Can you print the data exactly and leave out each image?

[BEGIN AVAILABLE RECORDS]

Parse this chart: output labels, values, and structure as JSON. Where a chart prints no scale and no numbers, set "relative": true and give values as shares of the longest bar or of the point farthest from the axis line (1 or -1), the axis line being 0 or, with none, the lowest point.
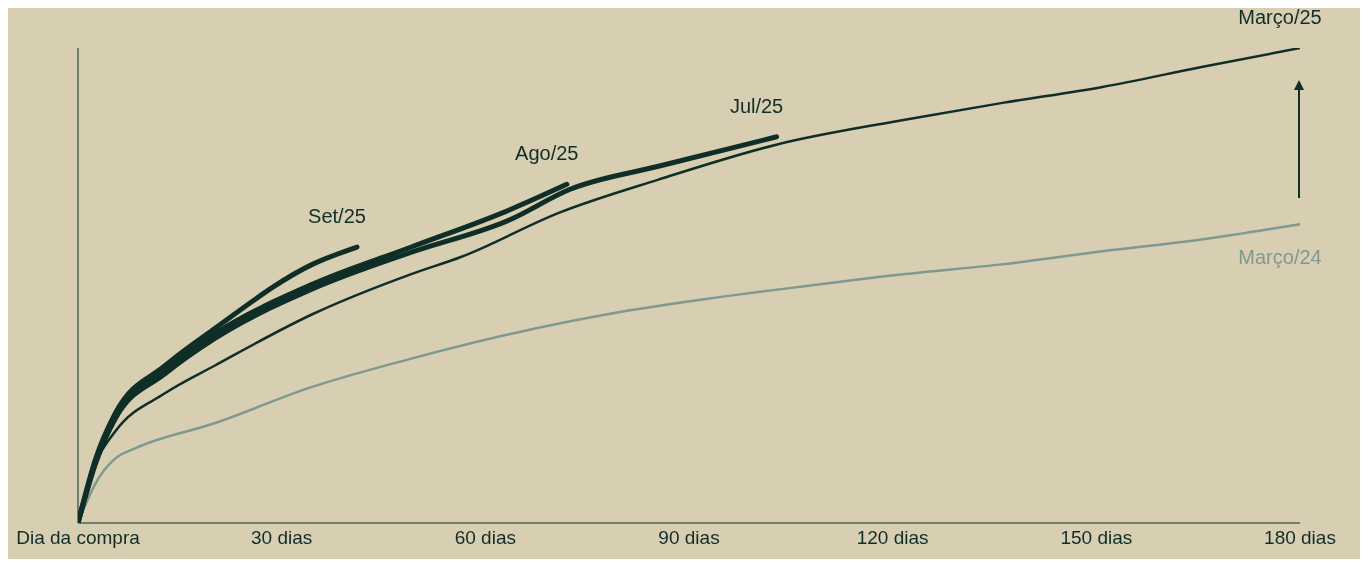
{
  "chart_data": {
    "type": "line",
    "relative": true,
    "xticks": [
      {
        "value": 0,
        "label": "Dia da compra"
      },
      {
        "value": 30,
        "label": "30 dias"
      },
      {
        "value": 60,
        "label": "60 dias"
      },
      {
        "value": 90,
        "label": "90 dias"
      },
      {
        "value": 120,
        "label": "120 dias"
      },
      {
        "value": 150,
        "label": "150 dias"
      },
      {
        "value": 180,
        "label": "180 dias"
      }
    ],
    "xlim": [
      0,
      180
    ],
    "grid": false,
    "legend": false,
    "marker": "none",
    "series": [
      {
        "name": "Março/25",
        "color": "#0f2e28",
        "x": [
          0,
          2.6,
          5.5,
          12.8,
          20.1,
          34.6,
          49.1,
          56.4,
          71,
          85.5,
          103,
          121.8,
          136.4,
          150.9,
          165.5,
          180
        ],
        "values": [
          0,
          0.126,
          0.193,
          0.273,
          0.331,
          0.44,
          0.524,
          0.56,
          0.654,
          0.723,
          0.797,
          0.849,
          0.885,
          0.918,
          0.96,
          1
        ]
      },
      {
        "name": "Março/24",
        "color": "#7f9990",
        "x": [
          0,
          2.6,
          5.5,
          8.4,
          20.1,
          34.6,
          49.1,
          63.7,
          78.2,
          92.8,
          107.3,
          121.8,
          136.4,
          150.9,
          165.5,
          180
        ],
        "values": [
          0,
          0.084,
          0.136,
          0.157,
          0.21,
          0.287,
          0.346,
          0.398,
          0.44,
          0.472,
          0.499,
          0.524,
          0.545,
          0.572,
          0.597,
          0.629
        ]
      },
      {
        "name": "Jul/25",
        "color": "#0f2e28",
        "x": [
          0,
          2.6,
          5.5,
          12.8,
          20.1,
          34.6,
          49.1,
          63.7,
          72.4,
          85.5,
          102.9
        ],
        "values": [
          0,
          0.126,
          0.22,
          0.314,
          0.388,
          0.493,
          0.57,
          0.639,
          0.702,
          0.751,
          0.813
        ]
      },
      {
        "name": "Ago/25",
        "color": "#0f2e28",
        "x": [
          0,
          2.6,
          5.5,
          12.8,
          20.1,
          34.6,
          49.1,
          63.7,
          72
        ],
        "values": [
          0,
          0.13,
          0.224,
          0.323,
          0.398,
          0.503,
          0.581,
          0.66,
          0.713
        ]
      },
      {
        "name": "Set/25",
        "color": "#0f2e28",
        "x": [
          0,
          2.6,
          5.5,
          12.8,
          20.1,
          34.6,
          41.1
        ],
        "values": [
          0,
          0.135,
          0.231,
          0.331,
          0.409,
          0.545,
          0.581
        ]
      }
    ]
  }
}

[END AVAILABLE RECORDS]

# ANSWER FOR THE TASK:
Parse this chart: output labels, values, and structure as JSON. Where a chart prints no scale and no numbers, set "relative": true and give values as shares of the longest bar or of the point farthest from the axis line (1 or -1), the axis line being 0 or, with none, the lowest point.
{
  "chart_data": {
    "type": "line",
    "relative": true,
    "xticks": [
      {
        "value": 0,
        "label": "Dia da compra"
      },
      {
        "value": 30,
        "label": "30 dias"
      },
      {
        "value": 60,
        "label": "60 dias"
      },
      {
        "value": 90,
        "label": "90 dias"
      },
      {
        "value": 120,
        "label": "120 dias"
      },
      {
        "value": 150,
        "label": "150 dias"
      },
      {
        "value": 180,
        "label": "180 dias"
      }
    ],
    "xlim": [
      0,
      180
    ],
    "grid": false,
    "legend": false,
    "marker": "none",
    "series": [
      {
        "name": "Março/25",
        "color": "#0f2e28",
        "x": [
          0,
          2.6,
          5.5,
          12.8,
          20.1,
          34.6,
          49.1,
          56.4,
          71,
          85.5,
          103,
          121.8,
          136.4,
          150.9,
          165.5,
          180
        ],
        "values": [
          0,
          0.126,
          0.193,
          0.273,
          0.331,
          0.44,
          0.524,
          0.56,
          0.654,
          0.723,
          0.797,
          0.849,
          0.885,
          0.918,
          0.96,
          1
        ]
      },
      {
        "name": "Março/24",
        "color": "#7f9990",
        "x": [
          0,
          2.6,
          5.5,
          8.4,
          20.1,
          34.6,
          49.1,
          63.7,
          78.2,
          92.8,
          107.3,
          121.8,
          136.4,
          150.9,
          165.5,
          180
        ],
        "values": [
          0,
          0.084,
          0.136,
          0.157,
          0.21,
          0.287,
          0.346,
          0.398,
          0.44,
          0.472,
          0.499,
          0.524,
          0.545,
          0.572,
          0.597,
          0.629
        ]
      },
      {
        "name": "Jul/25",
        "color": "#0f2e28",
        "x": [
          0,
          2.6,
          5.5,
          12.8,
          20.1,
          34.6,
          49.1,
          63.7,
          72.4,
          85.5,
          102.9
        ],
        "values": [
          0,
          0.126,
          0.22,
          0.314,
          0.388,
          0.493,
          0.57,
          0.639,
          0.702,
          0.751,
          0.813
        ]
      },
      {
        "name": "Ago/25",
        "color": "#0f2e28",
        "x": [
          0,
          2.6,
          5.5,
          12.8,
          20.1,
          34.6,
          49.1,
          63.7,
          72
        ],
        "values": [
          0,
          0.13,
          0.224,
          0.323,
          0.398,
          0.503,
          0.581,
          0.66,
          0.713
        ]
      },
      {
        "name": "Set/25",
        "color": "#0f2e28",
        "x": [
          0,
          2.6,
          5.5,
          12.8,
          20.1,
          34.6,
          41.1
        ],
        "values": [
          0,
          0.135,
          0.231,
          0.331,
          0.409,
          0.545,
          0.581
        ]
      }
    ]
  }
}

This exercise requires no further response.